What is needed | Write out, word for word, the passage of the Tailscale discussion that opens with the words containing "Android TV works" and closes with "restrictive firewalls etc.)".

Extract |
::::::::::
I should add that my use case is the occasional trip where we take the Apple TV with us places and want to access my media library. Or being able to share my media library with extended family (setting their Apple TV up with a vpn to my house.) More complex things like travel routers can work, but are more hassle than I want, although I’m increasingly leaning towards taking the plunge there…


Personal-level Tailscale is free for up to 3 users. So your immediate family is covered even on trips.

You could create an account with any one of their identity providers (or roll your own OIDC, it's possible) and just have it not have a linked credit card. The account you use to authenticate Tailscale doesn't have to be the Apple account that you use to log into the hardware device itself - my wife's laptop, phone, and iPads are logged in under my Tailscale account but separate Apple/iCloud accounts (we have family sharing for our apps, etc., but the TS is usually going to be up to me, so I haven't created another account for her). Free gets you 100 devices, so we're nowhere close to running out of those.


I’m reading that from a departure lounge.

Wish I’d read this a few hours ago and the AppleTV would be coming with me.


Doesn’t have to be an apple box either. A raspberry pi is what I’m using. I’m in the exact same situation, living in one country temporarily but citizen of another, and I have an exit point in my home country at my parents place on a raspberry pi. Basically any computer will work.


The advantage of the AppleTV is that it's basic consumer hardware that a lot of people have, that you can provide for them at a reasonably low cost if they don't, and that doesn't really require much in the way of tech skill for the person whose house it's in to keep it up to date. You don't even have to do anything to update versions - tvOS will do it automatically.

I can't find it right now but there was a post announcing the port to tvOS on their blog where a developer from the UK (but living in the US) talked about how it let him buy, configure, and ship a simple consumer box that uses little power and needs minimal hands-on maintenance to his parents' house as a replacement for a server he had been running in their house as a VPN endpoint for this sort of thing - so he could watch BBC, etc.

I wouldn't want to update a RPi that's in someone else's house on the other side of the ocean.


Android TV works great as well. I have it running on an old Chromecast that cost less than $50 new.

While I still prefer running a plain Wireguard VPN if possible (i.e. when there's a publicly reachable UDP port), the really big advantage of Tailscale over other solutions is that it has great NAT traversal, so it's possible to run a routing node behind all kinds of nasty topologies (CG-NAT, double NAT, restrictive firewalls etc.)
::::::::::
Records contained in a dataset
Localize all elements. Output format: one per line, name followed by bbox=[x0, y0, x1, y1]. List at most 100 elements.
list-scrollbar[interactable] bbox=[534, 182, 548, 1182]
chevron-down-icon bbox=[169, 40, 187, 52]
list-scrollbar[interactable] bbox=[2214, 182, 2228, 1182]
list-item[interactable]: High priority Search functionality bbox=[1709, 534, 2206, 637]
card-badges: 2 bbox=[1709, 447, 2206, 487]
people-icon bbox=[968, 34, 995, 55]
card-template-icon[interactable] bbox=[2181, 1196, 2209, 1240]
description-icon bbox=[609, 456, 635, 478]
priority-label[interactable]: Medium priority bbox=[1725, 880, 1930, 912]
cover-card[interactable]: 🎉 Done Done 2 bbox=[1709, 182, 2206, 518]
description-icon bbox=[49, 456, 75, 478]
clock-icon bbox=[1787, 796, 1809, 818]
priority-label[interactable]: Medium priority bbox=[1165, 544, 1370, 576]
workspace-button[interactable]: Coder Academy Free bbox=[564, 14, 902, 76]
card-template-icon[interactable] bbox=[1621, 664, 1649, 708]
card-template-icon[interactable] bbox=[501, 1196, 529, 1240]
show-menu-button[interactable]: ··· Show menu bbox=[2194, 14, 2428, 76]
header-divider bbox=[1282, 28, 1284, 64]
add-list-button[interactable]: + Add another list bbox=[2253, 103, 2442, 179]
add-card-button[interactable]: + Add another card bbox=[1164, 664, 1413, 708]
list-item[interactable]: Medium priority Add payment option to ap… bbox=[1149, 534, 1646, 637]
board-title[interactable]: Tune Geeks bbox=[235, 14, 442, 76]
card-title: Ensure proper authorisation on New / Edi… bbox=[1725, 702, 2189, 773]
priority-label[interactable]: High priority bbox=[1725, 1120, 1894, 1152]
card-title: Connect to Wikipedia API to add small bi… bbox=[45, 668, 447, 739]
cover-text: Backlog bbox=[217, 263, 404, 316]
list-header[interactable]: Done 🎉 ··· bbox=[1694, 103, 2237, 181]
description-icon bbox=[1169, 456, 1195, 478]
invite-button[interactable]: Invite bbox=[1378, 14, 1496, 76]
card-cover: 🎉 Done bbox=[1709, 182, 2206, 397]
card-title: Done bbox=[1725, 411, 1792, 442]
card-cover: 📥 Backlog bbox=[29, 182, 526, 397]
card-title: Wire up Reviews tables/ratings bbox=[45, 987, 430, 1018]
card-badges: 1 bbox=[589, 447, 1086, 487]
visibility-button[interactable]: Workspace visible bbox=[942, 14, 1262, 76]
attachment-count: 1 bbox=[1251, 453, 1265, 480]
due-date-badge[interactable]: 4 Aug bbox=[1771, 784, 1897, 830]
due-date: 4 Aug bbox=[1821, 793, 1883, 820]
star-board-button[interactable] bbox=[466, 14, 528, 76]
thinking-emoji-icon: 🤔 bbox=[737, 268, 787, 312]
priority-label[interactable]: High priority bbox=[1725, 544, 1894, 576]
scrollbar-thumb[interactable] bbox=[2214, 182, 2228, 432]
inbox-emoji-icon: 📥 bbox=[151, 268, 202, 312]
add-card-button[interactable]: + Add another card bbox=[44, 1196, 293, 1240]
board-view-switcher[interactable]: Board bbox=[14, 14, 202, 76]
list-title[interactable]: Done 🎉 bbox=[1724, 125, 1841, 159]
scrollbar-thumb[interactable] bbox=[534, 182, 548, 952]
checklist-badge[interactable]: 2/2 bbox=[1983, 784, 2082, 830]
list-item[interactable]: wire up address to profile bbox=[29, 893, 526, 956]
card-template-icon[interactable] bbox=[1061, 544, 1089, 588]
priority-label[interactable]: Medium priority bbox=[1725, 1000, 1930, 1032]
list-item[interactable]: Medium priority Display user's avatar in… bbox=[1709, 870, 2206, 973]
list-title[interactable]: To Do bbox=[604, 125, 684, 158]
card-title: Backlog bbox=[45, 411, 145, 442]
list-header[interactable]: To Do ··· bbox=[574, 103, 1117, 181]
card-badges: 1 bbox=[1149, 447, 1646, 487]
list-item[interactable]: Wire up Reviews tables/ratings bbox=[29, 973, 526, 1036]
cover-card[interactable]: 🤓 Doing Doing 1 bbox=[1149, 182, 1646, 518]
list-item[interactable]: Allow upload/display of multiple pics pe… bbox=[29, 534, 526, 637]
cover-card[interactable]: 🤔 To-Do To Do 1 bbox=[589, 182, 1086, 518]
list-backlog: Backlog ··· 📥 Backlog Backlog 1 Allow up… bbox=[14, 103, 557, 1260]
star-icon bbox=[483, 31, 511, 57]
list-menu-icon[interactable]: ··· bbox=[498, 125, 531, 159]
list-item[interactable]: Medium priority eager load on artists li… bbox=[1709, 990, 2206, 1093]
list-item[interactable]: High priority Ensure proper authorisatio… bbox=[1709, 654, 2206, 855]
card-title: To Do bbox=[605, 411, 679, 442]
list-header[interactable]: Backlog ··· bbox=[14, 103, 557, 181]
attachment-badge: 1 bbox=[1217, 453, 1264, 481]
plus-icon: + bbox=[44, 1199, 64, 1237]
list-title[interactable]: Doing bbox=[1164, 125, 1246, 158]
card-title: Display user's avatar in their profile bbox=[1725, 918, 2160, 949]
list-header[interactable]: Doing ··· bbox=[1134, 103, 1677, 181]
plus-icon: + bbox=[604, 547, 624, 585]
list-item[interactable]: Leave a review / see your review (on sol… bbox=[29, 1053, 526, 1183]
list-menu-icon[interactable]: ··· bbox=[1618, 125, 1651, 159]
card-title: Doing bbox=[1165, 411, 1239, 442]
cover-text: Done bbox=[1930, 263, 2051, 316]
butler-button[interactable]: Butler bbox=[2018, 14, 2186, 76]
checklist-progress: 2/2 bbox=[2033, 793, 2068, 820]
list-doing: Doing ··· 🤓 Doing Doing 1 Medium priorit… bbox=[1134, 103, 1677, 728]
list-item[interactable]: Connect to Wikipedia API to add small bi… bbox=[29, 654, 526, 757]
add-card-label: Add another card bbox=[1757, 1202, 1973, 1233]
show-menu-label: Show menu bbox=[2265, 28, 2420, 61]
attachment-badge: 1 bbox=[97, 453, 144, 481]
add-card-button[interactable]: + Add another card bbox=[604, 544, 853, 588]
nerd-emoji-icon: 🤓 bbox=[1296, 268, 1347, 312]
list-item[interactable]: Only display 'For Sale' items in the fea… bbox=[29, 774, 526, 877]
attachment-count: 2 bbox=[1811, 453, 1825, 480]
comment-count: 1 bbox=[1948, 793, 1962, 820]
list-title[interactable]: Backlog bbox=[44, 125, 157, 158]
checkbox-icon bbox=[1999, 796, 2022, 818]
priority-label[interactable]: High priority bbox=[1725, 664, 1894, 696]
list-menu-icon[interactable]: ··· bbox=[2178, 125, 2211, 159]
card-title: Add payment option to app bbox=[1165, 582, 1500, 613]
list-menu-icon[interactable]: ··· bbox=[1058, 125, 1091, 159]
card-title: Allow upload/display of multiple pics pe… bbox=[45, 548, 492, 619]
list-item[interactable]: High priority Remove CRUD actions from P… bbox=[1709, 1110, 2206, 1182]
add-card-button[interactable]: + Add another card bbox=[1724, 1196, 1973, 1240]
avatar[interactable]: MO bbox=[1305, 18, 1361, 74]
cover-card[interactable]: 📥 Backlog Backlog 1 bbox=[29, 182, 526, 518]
::::::::::
Your solution |
Android TV works great as well. I have it running on an old Chromecast that cost less than $50 new.

While I still prefer running a plain Wireguard VPN if possible (i.e. when there's a publicly reachable UDP port), the really big advantage of Tailscale over other solutions is that it has great NAT traversal, so it's possible to run a routing node behind all kinds of nasty topologies (CG-NAT, double NAT, restrictive firewalls etc.)